Excerpts from a figure dataset

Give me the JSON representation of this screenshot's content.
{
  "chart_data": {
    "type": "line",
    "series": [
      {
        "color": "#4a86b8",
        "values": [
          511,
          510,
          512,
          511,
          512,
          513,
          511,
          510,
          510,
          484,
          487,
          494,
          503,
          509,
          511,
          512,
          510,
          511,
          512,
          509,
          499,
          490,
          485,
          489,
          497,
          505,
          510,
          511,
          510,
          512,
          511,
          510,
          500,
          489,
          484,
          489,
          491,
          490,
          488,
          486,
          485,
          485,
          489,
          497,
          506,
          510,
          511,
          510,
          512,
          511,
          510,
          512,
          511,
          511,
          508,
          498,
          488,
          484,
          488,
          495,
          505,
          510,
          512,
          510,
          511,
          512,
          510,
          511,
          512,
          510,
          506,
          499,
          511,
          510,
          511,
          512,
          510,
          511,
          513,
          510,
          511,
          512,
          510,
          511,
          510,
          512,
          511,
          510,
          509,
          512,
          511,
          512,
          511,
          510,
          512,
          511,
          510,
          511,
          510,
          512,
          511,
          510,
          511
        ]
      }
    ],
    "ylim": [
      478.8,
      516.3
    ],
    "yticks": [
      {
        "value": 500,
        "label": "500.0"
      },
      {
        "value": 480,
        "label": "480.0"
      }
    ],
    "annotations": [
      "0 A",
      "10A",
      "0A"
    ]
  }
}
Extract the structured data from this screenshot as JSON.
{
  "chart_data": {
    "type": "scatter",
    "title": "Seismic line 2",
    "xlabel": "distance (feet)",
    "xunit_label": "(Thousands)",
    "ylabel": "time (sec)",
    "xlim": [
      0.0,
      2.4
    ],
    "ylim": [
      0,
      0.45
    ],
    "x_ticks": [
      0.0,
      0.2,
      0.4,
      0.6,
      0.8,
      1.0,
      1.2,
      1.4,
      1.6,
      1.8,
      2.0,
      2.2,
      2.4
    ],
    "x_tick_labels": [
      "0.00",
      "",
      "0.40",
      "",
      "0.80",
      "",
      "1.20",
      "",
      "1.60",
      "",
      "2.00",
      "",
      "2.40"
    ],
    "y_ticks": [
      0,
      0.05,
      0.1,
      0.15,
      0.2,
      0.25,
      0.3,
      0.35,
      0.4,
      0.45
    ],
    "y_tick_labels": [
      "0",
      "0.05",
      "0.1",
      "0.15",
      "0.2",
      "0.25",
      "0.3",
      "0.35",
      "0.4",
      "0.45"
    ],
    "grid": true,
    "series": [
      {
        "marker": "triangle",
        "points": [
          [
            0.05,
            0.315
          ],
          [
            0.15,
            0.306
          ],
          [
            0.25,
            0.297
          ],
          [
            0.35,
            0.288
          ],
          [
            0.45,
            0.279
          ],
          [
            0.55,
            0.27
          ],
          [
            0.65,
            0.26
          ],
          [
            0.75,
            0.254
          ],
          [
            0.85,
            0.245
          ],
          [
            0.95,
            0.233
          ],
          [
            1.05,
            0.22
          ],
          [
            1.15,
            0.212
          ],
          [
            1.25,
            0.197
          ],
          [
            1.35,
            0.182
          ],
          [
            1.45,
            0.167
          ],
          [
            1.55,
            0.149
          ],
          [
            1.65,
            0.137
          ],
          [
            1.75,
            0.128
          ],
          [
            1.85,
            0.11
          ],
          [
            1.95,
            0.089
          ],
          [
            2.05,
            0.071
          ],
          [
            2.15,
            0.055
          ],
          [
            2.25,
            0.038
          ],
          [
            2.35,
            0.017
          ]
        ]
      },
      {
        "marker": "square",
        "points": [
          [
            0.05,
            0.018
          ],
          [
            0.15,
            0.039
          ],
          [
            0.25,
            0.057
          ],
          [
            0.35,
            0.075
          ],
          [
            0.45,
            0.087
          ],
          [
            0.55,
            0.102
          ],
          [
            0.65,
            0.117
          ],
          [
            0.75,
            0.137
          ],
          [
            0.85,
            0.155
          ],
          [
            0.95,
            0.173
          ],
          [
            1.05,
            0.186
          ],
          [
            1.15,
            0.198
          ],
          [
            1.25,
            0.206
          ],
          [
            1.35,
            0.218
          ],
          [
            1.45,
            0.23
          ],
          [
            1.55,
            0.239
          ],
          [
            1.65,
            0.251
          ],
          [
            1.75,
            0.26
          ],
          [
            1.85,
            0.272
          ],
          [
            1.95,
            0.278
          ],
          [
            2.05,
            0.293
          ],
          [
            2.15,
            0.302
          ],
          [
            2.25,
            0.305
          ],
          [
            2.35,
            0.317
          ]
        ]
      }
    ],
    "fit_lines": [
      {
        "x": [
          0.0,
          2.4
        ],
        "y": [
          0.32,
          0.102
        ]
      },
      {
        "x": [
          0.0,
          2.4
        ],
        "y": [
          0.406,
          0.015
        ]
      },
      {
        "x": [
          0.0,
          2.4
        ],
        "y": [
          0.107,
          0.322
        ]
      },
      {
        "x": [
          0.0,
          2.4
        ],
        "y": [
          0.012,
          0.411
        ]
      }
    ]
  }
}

> [WHAT THE TASK REQUIRES]: From the records above, extract everything verbatim.

> [THE REPLY]:
Give me the JSON representation of this screenshot's content.
{
  "chart_data": {
    "type": "line",
    "series": [
      {
        "color": "#4a86b8",
        "values": [
          511,
          510,
          512,
          511,
          512,
          513,
          511,
          510,
          510,
          484,
          487,
          494,
          503,
          509,
          511,
          512,
          510,
          511,
          512,
          509,
          499,
          490,
          485,
          489,
          497,
          505,
          510,
          511,
          510,
          512,
          511,
          510,
          500,
          489,
          484,
          489,
          491,
          490,
          488,
          486,
          485,
          485,
          489,
          497,
          506,
          510,
          511,
          510,
          512,
          511,
          510,
          512,
          511,
          511,
          508,
          498,
          488,
          484,
          488,
          495,
          505,
          510,
          512,
          510,
          511,
          512,
          510,
          511,
          512,
          510,
          506,
          499,
          511,
          510,
          511,
          512,
          510,
          511,
          513,
          510,
          511,
          512,
          510,
          511,
          510,
          512,
          511,
          510,
          509,
          512,
          511,
          512,
          511,
          510,
          512,
          511,
          510,
          511,
          510,
          512,
          511,
          510,
          511
        ]
      }
    ],
    "ylim": [
      478.8,
      516.3
    ],
    "yticks": [
      {
        "value": 500,
        "label": "500.0"
      },
      {
        "value": 480,
        "label": "480.0"
      }
    ],
    "annotations": [
      "0 A",
      "10A",
      "0A"
    ]
  }
}
Extract the structured data from this screenshot as JSON.
{
  "chart_data": {
    "type": "scatter",
    "title": "Seismic line 2",
    "xlabel": "distance (feet)",
    "xunit_label": "(Thousands)",
    "ylabel": "time (sec)",
    "xlim": [
      0.0,
      2.4
    ],
    "ylim": [
      0,
      0.45
    ],
    "x_ticks": [
      0.0,
      0.2,
      0.4,
      0.6,
      0.8,
      1.0,
      1.2,
      1.4,
      1.6,
      1.8,
      2.0,
      2.2,
      2.4
    ],
    "x_tick_labels": [
      "0.00",
      "",
      "0.40",
      "",
      "0.80",
      "",
      "1.20",
      "",
      "1.60",
      "",
      "2.00",
      "",
      "2.40"
    ],
    "y_ticks": [
      0,
      0.05,
      0.1,
      0.15,
      0.2,
      0.25,
      0.3,
      0.35,
      0.4,
      0.45
    ],
    "y_tick_labels": [
      "0",
      "0.05",
      "0.1",
      "0.15",
      "0.2",
      "0.25",
      "0.3",
      "0.35",
      "0.4",
      "0.45"
    ],
    "grid": true,
    "series": [
      {
        "marker": "triangle",
        "points": [
          [
            0.05,
            0.315
          ],
          [
            0.15,
            0.306
          ],
          [
            0.25,
            0.297
          ],
          [
            0.35,
            0.288
          ],
          [
            0.45,
            0.279
          ],
          [
            0.55,
            0.27
          ],
          [
            0.65,
            0.26
          ],
          [
            0.75,
            0.254
          ],
          [
            0.85,
            0.245
          ],
          [
            0.95,
            0.233
          ],
          [
            1.05,
            0.22
          ],
          [
            1.15,
            0.212
          ],
          [
            1.25,
            0.197
          ],
          [
            1.35,
            0.182
          ],
          [
            1.45,
            0.167
          ],
          [
            1.55,
            0.149
          ],
          [
            1.65,
            0.137
          ],
          [
            1.75,
            0.128
          ],
          [
            1.85,
            0.11
          ],
          [
            1.95,
            0.089
          ],
          [
            2.05,
            0.071
          ],
          [
            2.15,
            0.055
          ],
          [
            2.25,
            0.038
          ],
          [
            2.35,
            0.017
          ]
        ]
      },
      {
        "marker": "square",
        "points": [
          [
            0.05,
            0.018
          ],
          [
            0.15,
            0.039
          ],
          [
            0.25,
            0.057
          ],
          [
            0.35,
            0.075
          ],
          [
            0.45,
            0.087
          ],
          [
            0.55,
            0.102
          ],
          [
            0.65,
            0.117
          ],
          [
            0.75,
            0.137
          ],
          [
            0.85,
            0.155
          ],
          [
            0.95,
            0.173
          ],
          [
            1.05,
            0.186
          ],
          [
            1.15,
            0.198
          ],
          [
            1.25,
            0.206
          ],
          [
            1.35,
            0.218
          ],
          [
            1.45,
            0.23
          ],
          [
            1.55,
            0.239
          ],
          [
            1.65,
            0.251
          ],
          [
            1.75,
            0.26
          ],
          [
            1.85,
            0.272
          ],
          [
            1.95,
            0.278
          ],
          [
            2.05,
            0.293
          ],
          [
            2.15,
            0.302
          ],
          [
            2.25,
            0.305
          ],
          [
            2.35,
            0.317
          ]
        ]
      }
    ],
    "fit_lines": [
      {
        "x": [
          0.0,
          2.4
        ],
        "y": [
          0.32,
          0.102
        ]
      },
      {
        "x": [
          0.0,
          2.4
        ],
        "y": [
          0.406,
          0.015
        ]
      },
      {
        "x": [
          0.0,
          2.4
        ],
        "y": [
          0.107,
          0.322
        ]
      },
      {
        "x": [
          0.0,
          2.4
        ],
        "y": [
          0.012,
          0.411
        ]
      }
    ]
  }
}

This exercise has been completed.